====== RECORDS FOR THE EXERCISE

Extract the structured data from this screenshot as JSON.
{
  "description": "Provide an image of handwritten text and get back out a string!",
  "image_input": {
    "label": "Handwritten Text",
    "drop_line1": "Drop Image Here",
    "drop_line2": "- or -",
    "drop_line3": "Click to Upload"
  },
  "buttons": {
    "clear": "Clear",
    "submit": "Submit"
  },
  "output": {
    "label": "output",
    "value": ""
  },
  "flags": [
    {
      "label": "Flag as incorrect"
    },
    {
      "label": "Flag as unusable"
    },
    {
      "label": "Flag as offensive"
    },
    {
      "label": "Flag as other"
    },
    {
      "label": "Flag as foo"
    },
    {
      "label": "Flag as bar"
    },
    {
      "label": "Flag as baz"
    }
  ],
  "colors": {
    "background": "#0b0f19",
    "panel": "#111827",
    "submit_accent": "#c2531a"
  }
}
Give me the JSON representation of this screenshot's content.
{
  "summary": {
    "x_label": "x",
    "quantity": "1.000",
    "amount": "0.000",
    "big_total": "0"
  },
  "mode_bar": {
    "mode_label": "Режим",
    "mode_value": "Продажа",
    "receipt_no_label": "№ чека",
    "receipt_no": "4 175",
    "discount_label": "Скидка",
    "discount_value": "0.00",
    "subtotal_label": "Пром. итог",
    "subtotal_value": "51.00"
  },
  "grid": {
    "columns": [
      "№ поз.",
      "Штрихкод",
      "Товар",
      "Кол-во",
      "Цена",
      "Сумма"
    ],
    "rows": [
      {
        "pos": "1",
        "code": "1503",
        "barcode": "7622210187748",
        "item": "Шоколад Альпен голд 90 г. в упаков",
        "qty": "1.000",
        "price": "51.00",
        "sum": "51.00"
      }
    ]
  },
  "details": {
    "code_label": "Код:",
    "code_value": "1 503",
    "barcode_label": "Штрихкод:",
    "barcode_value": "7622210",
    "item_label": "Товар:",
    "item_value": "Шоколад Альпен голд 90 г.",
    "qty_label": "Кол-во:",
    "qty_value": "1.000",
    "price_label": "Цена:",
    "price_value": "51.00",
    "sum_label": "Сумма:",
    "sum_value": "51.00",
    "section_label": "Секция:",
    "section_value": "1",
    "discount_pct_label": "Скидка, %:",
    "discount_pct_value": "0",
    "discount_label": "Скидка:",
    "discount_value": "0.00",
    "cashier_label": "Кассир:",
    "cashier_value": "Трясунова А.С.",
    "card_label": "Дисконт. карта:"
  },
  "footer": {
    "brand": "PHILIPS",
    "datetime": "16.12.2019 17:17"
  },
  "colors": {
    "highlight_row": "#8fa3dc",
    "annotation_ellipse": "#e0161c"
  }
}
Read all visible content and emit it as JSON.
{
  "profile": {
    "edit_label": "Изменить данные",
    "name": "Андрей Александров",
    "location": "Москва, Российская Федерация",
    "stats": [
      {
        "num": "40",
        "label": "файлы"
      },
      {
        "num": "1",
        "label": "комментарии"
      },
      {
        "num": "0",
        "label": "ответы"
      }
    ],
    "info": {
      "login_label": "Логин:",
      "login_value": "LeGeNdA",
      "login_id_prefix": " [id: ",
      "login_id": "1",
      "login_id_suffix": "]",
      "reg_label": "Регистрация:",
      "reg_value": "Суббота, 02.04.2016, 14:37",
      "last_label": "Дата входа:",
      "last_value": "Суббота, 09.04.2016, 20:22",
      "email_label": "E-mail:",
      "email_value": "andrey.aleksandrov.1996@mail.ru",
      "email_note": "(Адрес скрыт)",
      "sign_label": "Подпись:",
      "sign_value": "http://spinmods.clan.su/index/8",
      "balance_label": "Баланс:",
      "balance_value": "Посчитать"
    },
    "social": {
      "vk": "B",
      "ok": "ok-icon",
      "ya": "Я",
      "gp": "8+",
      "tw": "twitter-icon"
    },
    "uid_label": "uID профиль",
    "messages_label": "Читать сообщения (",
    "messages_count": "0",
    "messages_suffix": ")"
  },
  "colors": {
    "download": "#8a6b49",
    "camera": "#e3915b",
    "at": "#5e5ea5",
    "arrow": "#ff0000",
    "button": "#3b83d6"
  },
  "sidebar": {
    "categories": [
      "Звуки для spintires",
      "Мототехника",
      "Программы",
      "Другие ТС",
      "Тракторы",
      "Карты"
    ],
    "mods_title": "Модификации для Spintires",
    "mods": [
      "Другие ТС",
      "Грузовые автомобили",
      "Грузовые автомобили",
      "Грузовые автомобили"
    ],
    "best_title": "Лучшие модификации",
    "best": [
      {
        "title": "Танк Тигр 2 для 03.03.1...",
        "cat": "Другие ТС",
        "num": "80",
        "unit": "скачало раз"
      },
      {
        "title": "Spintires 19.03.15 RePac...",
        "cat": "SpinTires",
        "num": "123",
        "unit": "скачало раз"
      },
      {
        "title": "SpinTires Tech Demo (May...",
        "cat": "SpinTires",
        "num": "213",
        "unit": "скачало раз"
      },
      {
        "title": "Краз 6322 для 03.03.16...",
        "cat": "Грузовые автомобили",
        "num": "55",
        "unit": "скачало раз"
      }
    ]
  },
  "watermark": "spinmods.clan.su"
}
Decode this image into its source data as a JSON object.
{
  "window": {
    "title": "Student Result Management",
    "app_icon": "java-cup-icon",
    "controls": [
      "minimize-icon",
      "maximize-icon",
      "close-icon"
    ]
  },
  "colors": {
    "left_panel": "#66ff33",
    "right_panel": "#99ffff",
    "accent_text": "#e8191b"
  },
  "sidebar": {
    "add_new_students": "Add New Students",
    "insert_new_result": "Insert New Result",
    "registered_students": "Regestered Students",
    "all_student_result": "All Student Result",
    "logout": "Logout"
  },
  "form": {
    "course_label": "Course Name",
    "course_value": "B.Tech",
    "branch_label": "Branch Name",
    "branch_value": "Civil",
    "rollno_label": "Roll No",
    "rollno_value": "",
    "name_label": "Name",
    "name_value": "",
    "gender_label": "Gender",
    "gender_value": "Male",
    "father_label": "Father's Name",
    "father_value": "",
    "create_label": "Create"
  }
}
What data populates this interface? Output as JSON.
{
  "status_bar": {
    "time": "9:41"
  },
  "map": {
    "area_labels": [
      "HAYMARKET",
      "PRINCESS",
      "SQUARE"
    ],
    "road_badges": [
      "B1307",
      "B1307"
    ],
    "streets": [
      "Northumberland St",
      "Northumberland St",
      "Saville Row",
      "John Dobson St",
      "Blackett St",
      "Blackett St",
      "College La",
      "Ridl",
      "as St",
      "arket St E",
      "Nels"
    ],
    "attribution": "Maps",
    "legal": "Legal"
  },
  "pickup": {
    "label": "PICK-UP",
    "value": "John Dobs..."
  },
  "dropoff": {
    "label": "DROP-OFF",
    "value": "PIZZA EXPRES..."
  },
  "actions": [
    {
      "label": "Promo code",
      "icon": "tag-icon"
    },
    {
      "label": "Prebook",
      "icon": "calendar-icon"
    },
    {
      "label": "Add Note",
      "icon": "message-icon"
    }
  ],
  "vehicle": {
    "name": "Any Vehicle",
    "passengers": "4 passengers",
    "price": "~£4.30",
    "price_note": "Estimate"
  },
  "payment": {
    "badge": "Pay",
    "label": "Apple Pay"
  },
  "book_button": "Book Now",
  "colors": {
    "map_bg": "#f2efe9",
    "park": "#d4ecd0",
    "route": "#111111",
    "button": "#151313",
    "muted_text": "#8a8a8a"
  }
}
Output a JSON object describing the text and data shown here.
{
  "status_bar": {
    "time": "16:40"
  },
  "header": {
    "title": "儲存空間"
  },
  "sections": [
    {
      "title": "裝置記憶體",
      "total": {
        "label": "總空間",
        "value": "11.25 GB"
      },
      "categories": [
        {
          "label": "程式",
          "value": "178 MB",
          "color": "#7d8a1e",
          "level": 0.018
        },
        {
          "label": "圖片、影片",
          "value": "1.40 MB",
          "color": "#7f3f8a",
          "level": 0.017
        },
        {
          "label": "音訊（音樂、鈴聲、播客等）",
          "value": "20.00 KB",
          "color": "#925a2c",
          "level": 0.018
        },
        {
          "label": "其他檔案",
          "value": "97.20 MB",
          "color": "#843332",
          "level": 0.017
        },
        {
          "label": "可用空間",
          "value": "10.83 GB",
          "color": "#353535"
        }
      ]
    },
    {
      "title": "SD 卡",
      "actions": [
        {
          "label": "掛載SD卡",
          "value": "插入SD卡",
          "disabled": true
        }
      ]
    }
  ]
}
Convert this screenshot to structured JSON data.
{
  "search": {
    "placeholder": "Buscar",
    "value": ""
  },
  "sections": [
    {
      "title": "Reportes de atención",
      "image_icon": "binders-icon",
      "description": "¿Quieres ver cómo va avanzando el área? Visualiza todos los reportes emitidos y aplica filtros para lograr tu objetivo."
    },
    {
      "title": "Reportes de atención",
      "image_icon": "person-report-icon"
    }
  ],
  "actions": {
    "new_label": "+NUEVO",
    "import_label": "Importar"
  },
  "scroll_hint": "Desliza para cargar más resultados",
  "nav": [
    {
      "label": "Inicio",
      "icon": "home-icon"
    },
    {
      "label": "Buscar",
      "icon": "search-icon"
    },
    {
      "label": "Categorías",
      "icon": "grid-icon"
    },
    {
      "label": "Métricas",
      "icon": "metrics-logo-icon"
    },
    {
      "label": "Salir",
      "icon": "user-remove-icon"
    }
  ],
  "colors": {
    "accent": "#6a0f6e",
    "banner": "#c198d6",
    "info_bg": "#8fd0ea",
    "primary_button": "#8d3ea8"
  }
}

============

_PROMPT:_ Identify and list each line with the word "content".

_ANSWER BELOW:_
Give me the JSON representation of this screenshot's content.
Read all visible content and emit it as JSON.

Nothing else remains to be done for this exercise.